[PROMPT]: Wherever the word "above" appears in the entries, copy the whole line.
= = = =
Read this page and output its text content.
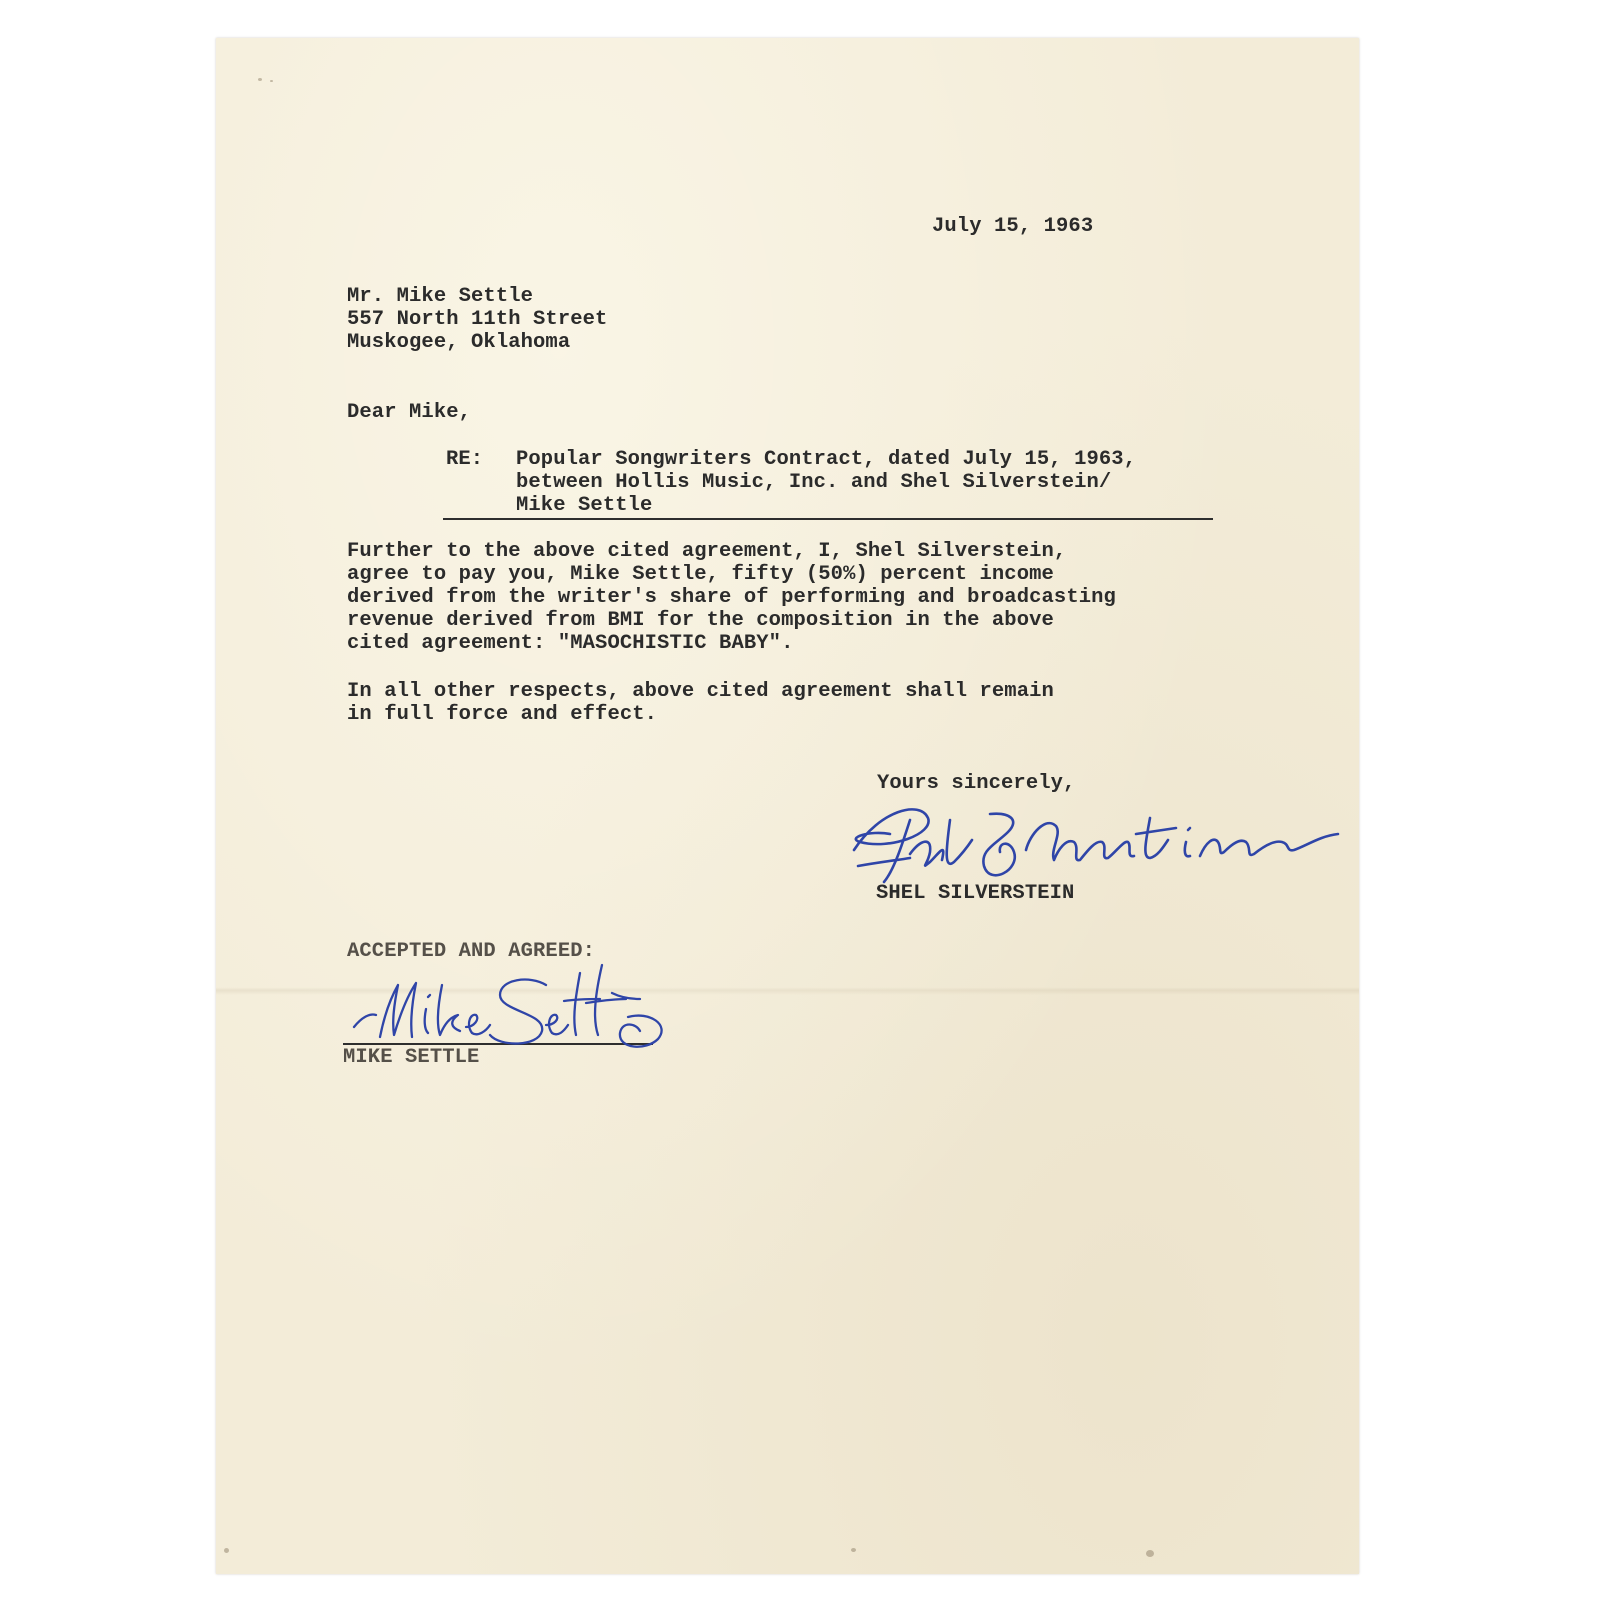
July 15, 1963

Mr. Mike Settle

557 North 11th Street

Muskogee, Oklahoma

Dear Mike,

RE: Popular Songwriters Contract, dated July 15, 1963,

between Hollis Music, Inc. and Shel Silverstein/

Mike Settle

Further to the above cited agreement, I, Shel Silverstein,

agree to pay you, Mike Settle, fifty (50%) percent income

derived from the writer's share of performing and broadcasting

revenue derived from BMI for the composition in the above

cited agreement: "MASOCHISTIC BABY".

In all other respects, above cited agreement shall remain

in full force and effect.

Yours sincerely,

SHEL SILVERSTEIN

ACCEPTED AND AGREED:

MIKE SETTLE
= = = =
[RESULT OF THE EXERCISE]:
Further to the above cited agreement, I, Shel Silverstein,
revenue derived from BMI for the composition in the above
In all other respects, above cited agreement shall remain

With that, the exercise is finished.